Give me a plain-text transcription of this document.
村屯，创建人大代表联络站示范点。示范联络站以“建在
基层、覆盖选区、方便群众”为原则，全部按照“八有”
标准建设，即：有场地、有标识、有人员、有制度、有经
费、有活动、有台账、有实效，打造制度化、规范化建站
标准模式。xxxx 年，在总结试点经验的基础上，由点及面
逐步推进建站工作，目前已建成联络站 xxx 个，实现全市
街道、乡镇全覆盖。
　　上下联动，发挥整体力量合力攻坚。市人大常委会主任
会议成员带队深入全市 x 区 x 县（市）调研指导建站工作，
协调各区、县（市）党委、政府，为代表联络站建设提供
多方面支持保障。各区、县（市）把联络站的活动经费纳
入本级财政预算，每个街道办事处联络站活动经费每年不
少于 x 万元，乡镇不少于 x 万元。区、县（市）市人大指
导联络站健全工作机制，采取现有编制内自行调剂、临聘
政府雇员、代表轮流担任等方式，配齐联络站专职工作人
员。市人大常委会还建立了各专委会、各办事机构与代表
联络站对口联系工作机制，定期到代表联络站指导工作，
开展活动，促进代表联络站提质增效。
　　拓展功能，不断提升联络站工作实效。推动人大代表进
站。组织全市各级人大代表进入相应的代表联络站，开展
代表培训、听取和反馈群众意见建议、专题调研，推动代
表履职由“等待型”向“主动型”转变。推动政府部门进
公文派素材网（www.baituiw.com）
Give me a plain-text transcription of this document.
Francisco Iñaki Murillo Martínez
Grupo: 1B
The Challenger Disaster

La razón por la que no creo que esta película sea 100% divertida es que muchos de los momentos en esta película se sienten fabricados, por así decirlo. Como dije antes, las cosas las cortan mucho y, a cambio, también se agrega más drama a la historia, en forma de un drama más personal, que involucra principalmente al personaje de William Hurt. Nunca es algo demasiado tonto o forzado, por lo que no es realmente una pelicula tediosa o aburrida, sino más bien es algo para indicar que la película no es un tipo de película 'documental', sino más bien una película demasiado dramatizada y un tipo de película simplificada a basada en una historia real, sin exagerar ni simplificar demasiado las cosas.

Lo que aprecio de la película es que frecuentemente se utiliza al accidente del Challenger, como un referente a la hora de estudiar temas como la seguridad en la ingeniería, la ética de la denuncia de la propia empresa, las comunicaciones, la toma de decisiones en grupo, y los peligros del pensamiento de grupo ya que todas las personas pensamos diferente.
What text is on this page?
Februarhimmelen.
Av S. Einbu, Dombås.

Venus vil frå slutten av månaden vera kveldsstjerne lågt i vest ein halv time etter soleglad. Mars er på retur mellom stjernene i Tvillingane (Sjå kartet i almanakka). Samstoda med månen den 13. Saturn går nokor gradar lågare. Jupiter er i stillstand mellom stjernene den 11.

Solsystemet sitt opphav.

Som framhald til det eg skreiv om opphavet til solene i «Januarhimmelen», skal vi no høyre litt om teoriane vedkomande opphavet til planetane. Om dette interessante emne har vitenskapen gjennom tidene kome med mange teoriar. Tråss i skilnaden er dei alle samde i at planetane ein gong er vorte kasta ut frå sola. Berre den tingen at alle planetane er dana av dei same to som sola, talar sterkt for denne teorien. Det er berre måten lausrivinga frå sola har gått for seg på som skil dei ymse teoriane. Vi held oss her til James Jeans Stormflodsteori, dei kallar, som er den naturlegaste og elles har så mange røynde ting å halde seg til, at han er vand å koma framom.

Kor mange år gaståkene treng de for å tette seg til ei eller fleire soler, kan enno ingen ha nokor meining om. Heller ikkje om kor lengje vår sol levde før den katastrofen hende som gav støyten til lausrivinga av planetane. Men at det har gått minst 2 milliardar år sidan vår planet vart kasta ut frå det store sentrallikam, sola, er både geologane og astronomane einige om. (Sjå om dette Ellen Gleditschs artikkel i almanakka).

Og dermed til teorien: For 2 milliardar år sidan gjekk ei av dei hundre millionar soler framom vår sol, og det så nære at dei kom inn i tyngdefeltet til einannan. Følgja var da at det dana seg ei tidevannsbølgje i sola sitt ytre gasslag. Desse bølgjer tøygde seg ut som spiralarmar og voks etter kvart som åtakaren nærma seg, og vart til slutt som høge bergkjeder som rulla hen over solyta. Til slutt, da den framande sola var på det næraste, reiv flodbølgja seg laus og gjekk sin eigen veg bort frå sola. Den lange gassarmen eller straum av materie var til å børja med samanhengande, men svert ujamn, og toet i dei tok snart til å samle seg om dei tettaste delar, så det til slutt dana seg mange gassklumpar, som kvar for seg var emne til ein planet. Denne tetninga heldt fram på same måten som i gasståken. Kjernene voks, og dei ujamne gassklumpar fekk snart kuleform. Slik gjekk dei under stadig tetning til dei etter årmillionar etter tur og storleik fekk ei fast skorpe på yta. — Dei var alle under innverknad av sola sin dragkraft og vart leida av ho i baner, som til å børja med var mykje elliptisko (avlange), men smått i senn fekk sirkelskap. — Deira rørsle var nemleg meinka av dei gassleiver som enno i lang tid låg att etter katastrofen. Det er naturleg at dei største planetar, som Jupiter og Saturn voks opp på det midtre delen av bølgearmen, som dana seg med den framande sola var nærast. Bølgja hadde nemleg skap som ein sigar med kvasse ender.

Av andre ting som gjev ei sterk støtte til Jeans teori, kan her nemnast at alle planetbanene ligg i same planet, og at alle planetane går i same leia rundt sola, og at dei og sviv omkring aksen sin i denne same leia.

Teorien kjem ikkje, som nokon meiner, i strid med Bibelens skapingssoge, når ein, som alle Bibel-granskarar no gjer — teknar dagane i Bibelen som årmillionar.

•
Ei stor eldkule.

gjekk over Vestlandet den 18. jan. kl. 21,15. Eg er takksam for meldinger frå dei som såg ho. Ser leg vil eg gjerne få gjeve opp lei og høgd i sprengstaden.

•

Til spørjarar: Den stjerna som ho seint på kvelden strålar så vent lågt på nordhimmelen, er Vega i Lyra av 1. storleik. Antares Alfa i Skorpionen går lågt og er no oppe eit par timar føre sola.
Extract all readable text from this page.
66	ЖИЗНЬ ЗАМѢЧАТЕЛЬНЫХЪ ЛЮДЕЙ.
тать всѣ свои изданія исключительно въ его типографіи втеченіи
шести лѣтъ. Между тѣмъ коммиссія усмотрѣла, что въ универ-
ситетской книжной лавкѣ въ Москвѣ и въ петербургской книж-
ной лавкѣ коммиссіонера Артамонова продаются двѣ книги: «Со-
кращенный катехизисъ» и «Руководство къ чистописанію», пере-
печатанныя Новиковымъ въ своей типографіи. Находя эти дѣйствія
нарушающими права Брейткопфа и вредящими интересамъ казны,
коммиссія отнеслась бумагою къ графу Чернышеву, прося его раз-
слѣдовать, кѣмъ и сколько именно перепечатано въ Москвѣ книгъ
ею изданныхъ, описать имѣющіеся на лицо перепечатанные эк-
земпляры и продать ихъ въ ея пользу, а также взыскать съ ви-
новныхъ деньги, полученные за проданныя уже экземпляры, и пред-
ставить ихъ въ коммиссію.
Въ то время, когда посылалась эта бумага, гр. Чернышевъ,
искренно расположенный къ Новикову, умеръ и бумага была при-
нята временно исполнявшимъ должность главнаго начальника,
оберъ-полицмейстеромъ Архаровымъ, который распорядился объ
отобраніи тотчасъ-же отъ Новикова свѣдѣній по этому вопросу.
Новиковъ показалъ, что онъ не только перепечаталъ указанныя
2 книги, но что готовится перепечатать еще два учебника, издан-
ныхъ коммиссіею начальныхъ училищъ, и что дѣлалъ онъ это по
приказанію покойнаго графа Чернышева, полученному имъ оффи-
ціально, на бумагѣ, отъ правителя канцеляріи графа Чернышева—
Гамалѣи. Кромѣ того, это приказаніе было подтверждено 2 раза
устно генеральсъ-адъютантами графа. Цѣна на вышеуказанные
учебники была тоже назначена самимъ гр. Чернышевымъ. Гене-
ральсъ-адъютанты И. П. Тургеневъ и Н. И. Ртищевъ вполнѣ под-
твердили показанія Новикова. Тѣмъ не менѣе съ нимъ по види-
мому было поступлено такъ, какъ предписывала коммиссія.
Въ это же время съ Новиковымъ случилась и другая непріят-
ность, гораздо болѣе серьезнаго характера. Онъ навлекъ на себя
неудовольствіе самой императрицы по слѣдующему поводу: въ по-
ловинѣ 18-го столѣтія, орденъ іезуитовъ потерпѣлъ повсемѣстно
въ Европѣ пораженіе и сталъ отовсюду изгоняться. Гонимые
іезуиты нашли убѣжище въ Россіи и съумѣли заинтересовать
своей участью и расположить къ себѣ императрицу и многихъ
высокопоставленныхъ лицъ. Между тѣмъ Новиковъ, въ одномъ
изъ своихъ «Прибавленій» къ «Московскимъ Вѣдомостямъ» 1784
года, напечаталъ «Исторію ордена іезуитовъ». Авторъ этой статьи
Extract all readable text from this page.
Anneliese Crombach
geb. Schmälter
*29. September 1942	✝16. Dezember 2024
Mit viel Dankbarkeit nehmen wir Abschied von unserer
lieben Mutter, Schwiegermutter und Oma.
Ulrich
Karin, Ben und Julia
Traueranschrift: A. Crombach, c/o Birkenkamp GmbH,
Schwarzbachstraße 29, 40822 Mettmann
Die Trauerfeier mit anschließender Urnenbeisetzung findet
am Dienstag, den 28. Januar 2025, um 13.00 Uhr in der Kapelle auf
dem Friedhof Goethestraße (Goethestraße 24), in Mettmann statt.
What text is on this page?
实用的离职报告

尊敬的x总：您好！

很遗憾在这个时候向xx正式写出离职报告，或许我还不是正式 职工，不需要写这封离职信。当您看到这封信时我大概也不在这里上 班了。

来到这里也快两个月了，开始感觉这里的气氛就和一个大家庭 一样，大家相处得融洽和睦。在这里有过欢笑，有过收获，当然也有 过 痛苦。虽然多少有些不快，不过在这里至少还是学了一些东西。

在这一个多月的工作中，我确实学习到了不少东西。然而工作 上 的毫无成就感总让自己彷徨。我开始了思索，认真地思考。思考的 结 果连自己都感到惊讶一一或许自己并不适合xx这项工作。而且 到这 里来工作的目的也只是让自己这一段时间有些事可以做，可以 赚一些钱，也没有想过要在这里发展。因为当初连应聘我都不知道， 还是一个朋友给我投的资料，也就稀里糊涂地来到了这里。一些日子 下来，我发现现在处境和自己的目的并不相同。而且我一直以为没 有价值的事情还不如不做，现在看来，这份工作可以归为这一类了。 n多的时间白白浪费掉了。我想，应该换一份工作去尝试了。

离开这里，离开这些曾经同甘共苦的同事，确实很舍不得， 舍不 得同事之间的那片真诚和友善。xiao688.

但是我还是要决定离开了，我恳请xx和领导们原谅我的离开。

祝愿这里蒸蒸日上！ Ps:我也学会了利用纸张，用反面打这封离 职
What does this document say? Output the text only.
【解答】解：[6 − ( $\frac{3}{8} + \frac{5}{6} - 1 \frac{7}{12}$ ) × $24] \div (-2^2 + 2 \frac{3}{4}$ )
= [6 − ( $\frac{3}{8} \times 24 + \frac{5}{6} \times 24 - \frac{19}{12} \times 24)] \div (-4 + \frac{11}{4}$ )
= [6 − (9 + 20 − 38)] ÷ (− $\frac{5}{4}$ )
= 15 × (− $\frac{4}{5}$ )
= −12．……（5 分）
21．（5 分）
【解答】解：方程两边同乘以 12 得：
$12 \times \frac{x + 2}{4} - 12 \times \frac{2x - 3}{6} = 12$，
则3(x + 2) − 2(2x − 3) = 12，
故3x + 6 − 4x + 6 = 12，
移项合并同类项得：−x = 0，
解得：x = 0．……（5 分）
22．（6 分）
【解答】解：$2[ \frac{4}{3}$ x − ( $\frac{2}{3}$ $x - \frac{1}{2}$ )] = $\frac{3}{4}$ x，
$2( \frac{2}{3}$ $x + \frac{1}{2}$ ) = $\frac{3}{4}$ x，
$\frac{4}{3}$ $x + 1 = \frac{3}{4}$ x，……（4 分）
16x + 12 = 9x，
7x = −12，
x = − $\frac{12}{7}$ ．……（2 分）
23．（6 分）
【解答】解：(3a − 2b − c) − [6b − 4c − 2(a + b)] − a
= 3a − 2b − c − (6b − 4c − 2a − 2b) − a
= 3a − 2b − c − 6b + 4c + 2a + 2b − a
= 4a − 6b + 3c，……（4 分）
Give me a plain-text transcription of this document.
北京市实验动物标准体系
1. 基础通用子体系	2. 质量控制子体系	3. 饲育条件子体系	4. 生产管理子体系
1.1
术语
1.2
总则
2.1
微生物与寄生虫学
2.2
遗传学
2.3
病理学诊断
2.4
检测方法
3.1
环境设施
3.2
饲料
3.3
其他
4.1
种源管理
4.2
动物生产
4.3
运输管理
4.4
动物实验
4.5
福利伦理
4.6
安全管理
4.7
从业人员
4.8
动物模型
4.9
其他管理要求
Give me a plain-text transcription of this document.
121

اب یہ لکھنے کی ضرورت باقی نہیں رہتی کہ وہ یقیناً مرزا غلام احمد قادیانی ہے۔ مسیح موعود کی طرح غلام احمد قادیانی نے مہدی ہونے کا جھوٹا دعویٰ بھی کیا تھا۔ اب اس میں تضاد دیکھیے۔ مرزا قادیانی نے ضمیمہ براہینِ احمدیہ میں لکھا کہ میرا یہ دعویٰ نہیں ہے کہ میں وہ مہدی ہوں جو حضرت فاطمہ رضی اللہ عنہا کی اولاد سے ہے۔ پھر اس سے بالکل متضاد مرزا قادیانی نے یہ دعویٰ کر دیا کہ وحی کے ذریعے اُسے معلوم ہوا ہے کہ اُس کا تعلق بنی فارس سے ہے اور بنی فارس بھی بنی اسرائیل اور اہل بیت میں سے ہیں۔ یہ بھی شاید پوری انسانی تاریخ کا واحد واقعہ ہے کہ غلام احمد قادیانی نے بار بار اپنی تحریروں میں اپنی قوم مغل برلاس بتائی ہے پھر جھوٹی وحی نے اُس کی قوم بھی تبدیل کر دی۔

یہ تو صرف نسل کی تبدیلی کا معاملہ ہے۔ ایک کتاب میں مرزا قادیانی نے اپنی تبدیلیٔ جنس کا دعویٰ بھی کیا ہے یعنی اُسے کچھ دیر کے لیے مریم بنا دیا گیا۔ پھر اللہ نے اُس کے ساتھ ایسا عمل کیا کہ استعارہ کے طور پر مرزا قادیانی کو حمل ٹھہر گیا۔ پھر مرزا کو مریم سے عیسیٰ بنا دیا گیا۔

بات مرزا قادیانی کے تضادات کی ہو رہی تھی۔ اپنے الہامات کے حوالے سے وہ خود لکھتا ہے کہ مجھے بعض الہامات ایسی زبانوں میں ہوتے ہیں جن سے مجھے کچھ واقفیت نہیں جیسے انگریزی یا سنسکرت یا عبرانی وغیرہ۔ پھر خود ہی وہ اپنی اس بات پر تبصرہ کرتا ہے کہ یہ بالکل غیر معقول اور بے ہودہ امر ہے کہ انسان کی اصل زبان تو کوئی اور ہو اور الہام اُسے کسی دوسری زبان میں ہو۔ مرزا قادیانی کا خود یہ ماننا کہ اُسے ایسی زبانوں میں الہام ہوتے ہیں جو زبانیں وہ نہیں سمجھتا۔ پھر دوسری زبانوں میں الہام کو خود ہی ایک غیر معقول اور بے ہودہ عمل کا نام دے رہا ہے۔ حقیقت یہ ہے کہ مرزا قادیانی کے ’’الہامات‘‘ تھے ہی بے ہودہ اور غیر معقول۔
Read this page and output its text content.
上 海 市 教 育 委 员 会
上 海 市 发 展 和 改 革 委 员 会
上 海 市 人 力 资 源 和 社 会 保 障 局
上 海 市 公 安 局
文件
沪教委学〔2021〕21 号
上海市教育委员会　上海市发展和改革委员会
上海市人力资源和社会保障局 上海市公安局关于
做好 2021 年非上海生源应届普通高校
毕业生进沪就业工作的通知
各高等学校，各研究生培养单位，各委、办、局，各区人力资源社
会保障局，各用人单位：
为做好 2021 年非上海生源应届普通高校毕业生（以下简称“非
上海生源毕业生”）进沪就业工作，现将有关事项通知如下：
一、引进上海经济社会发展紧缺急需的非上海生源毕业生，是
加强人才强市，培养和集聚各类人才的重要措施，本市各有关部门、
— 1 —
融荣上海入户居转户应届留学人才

+--

**Goal:** Scan the material above for the string "Чернышева" and report each line where you find it.

**Worked answer:**
приказанію покойнаго графа Чернышева, полученному имъ оффи-
ціально, на бумагѣ, отъ правителя канцеляріи графа Чернышева—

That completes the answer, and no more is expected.